-- start RECORD EXCERPTS --

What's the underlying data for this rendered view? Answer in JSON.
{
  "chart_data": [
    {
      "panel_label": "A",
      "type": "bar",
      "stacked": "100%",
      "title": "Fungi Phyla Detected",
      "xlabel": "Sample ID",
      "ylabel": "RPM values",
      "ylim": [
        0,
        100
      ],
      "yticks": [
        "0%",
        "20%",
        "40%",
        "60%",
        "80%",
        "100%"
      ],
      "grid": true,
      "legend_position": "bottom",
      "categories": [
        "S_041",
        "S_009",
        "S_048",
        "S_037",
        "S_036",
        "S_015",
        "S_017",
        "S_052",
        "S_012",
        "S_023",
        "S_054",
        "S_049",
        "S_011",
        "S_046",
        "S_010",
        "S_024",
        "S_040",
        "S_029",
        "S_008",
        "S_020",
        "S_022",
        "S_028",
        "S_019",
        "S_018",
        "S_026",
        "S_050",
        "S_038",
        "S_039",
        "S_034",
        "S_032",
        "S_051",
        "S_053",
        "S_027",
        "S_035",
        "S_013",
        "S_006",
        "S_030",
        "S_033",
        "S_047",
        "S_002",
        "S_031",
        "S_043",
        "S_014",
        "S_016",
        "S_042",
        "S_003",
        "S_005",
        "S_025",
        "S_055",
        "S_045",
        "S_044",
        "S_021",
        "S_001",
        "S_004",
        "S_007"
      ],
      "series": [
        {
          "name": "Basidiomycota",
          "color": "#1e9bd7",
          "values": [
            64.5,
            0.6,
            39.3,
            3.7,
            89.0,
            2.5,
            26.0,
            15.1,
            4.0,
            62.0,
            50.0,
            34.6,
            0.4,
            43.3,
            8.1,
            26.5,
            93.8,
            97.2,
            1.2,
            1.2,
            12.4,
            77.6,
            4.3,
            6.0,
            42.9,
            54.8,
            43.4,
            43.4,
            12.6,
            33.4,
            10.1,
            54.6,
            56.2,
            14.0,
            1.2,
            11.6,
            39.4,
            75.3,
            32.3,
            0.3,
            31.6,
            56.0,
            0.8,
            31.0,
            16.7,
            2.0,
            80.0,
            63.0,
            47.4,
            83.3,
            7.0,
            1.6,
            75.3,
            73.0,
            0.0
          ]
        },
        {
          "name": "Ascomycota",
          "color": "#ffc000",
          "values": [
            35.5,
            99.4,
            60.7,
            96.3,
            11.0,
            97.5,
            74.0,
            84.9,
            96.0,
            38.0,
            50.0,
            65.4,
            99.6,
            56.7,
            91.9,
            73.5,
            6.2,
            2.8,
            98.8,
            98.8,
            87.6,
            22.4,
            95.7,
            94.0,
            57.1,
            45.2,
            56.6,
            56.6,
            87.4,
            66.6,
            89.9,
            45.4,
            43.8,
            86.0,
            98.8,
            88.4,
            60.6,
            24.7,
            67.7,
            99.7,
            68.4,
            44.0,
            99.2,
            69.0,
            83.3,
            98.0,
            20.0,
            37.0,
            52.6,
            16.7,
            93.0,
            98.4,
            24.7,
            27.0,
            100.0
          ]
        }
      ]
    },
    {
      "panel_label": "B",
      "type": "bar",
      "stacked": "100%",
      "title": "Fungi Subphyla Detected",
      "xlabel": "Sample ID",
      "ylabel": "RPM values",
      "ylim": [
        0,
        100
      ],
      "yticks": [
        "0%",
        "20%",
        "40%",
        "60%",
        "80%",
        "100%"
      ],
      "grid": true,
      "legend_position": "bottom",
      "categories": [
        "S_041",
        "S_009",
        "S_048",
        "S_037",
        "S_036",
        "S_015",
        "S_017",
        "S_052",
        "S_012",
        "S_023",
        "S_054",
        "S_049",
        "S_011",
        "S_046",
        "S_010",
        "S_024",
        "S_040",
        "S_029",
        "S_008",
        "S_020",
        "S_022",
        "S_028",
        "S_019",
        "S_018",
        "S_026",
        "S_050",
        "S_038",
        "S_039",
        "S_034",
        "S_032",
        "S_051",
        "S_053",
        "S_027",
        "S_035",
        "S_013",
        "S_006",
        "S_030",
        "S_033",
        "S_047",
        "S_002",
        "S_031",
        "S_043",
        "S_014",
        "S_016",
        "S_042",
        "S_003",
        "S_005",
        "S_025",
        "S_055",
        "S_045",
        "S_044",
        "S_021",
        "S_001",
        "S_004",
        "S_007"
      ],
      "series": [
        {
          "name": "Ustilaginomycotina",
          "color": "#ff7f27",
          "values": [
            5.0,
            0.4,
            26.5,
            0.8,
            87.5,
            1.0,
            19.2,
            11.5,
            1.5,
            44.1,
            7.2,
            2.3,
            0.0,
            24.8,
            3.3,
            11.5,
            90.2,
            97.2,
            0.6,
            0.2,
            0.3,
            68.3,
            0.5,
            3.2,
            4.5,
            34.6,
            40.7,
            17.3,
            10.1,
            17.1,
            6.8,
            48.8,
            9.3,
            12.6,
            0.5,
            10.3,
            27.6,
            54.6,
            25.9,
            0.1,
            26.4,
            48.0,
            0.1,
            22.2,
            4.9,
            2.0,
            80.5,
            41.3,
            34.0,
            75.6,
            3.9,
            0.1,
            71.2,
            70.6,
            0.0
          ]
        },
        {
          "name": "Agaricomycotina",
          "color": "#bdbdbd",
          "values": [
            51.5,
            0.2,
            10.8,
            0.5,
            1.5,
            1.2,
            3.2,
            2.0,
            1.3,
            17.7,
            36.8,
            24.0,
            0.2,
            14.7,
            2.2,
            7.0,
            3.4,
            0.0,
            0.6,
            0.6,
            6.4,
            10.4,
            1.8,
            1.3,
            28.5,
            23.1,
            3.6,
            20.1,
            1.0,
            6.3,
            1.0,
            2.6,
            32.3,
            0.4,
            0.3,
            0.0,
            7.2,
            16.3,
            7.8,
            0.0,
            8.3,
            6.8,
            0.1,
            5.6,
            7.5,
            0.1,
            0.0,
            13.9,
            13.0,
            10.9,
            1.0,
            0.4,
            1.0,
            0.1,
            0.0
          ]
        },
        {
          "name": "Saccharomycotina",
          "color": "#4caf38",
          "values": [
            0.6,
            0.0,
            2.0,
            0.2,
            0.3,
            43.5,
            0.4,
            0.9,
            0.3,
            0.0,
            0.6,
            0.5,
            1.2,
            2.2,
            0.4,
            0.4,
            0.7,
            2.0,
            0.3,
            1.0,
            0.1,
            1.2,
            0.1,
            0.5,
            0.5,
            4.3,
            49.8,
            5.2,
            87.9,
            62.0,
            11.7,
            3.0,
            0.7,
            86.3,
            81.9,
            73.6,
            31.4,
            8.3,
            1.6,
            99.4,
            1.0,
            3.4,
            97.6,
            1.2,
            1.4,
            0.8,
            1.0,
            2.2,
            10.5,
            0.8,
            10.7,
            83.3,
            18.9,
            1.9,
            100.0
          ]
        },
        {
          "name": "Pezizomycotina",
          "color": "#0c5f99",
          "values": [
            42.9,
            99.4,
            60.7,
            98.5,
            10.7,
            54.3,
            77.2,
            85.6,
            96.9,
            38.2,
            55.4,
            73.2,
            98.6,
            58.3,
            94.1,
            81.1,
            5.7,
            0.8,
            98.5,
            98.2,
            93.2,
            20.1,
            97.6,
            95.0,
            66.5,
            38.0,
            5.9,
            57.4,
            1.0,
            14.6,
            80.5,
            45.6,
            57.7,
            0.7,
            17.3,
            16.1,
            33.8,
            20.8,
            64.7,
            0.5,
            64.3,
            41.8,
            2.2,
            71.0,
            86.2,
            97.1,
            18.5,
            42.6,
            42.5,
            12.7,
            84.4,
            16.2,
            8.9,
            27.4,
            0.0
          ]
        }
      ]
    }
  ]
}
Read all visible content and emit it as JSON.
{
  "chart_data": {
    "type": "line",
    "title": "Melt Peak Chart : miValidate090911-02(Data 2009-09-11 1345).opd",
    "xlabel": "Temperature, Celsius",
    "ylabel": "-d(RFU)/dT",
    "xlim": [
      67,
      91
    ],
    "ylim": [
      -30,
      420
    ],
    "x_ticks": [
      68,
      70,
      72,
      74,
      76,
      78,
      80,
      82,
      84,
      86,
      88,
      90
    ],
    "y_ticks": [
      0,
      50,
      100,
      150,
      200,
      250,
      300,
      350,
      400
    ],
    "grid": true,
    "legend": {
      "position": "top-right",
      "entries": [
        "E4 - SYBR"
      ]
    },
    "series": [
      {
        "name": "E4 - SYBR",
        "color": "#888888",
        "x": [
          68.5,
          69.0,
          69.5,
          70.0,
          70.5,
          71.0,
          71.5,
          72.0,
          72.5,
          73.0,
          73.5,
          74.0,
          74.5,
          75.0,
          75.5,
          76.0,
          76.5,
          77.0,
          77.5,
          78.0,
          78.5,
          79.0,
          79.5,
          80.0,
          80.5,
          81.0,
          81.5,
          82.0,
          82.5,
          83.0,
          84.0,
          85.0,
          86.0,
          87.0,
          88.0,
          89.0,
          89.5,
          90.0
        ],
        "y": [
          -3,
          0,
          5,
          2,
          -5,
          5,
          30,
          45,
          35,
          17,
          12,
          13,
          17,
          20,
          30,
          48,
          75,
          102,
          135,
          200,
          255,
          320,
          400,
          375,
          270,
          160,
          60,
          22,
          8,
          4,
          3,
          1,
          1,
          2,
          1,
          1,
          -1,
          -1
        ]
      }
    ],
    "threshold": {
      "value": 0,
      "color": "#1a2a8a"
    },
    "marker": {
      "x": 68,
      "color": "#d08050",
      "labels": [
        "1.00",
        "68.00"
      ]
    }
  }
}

-- end RECORD EXCERPTS --

Lines of the material that contain the word "name" are to be gathered.

          "name": "Basidiomycota",
          "name": "Ascomycota",
          "name": "Ustilaginomycotina",
          "name": "Agaricomycotina",
          "name": "Saccharomycotina",
          "name": "Pezizomycotina",
        "name": "E4 - SYBR",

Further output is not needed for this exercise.